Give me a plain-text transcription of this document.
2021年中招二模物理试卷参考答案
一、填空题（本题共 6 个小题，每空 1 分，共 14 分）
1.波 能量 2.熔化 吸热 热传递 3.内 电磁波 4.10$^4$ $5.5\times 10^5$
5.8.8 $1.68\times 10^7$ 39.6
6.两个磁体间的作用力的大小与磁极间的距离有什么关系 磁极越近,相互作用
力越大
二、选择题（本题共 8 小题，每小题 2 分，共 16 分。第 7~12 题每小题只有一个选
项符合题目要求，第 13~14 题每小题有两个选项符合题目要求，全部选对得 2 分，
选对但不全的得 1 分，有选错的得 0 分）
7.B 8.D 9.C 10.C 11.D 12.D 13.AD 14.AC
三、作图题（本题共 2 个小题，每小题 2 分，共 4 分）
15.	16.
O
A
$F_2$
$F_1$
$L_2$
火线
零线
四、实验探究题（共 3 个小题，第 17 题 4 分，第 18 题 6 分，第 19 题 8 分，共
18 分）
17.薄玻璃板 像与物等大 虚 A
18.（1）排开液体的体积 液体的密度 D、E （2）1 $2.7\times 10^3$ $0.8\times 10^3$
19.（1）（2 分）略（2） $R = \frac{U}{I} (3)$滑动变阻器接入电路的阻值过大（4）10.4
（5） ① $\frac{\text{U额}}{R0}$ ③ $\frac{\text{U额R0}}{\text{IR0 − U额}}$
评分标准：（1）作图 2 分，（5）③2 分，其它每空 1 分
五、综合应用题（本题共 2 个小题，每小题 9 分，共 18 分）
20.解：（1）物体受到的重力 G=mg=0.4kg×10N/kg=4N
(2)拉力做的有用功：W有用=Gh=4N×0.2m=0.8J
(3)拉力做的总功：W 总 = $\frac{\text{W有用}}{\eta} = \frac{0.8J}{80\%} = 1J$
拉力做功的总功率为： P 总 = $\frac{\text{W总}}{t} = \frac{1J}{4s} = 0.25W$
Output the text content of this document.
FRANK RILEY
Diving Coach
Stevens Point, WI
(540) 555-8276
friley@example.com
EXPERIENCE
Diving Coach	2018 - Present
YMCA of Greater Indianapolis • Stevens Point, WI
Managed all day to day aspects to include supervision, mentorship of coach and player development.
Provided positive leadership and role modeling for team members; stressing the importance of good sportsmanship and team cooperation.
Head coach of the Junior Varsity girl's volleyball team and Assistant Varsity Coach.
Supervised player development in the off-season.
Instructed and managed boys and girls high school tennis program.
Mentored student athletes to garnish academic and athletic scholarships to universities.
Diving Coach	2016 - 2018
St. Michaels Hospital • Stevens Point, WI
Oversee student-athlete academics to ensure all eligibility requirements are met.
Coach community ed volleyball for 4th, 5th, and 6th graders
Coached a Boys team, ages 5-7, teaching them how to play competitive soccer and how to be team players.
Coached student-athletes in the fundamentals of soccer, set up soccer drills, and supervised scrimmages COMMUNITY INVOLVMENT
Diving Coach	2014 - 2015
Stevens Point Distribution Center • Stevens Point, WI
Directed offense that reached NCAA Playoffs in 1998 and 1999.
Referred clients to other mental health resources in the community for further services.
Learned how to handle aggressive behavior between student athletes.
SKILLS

::::::

[Exercise description]:
Show the data once more, exactly as it was written.

[The output]:
Give me a plain-text transcription of this document.
2021年中招二模物理试卷参考答案
一、填空题（本题共 6 个小题，每空 1 分，共 14 分）
1.波 能量 2.熔化 吸热 热传递 3.内 电磁波 4.10$^4$ $5.5\times 10^5$
5.8.8 $1.68\times 10^7$ 39.6
6.两个磁体间的作用力的大小与磁极间的距离有什么关系 磁极越近,相互作用
力越大
二、选择题（本题共 8 小题，每小题 2 分，共 16 分。第 7~12 题每小题只有一个选
项符合题目要求，第 13~14 题每小题有两个选项符合题目要求，全部选对得 2 分，
选对但不全的得 1 分，有选错的得 0 分）
7.B 8.D 9.C 10.C 11.D 12.D 13.AD 14.AC
三、作图题（本题共 2 个小题，每小题 2 分，共 4 分）
15.	16.
O
A
$F_2$
$F_1$
$L_2$
火线
零线
四、实验探究题（共 3 个小题，第 17 题 4 分，第 18 题 6 分，第 19 题 8 分，共
18 分）
17.薄玻璃板 像与物等大 虚 A
18.（1）排开液体的体积 液体的密度 D、E （2）1 $2.7\times 10^3$ $0.8\times 10^3$
19.（1）（2 分）略（2） $R = \frac{U}{I} (3)$滑动变阻器接入电路的阻值过大（4）10.4
（5） ① $\frac{\text{U额}}{R0}$ ③ $\frac{\text{U额R0}}{\text{IR0 − U额}}$
评分标准：（1）作图 2 分，（5）③2 分，其它每空 1 分
五、综合应用题（本题共 2 个小题，每小题 9 分，共 18 分）
20.解：（1）物体受到的重力 G=mg=0.4kg×10N/kg=4N
(2)拉力做的有用功：W有用=Gh=4N×0.2m=0.8J
(3)拉力做的总功：W 总 = $\frac{\text{W有用}}{\eta} = \frac{0.8J}{80\%} = 1J$
拉力做功的总功率为： P 总 = $\frac{\text{W总}}{t} = \frac{1J}{4s} = 0.25W$
Output the text content of this document.
FRANK RILEY
Diving Coach
Stevens Point, WI
(540) 555-8276
friley@example.com
EXPERIENCE
Diving Coach	2018 - Present
YMCA of Greater Indianapolis • Stevens Point, WI
Managed all day to day aspects to include supervision, mentorship of coach and player development.
Provided positive leadership and role modeling for team members; stressing the importance of good sportsmanship and team cooperation.
Head coach of the Junior Varsity girl's volleyball team and Assistant Varsity Coach.
Supervised player development in the off-season.
Instructed and managed boys and girls high school tennis program.
Mentored student athletes to garnish academic and athletic scholarships to universities.
Diving Coach	2016 - 2018
St. Michaels Hospital • Stevens Point, WI
Oversee student-athlete academics to ensure all eligibility requirements are met.
Coach community ed volleyball for 4th, 5th, and 6th graders
Coached a Boys team, ages 5-7, teaching them how to play competitive soccer and how to be team players.
Coached student-athletes in the fundamentals of soccer, set up soccer drills, and supervised scrimmages COMMUNITY INVOLVMENT
Diving Coach	2014 - 2015
Stevens Point Distribution Center • Stevens Point, WI
Directed offense that reached NCAA Playoffs in 1998 and 1999.
Referred clients to other mental health resources in the community for further services.
Learned how to handle aggressive behavior between student athletes.
SKILLS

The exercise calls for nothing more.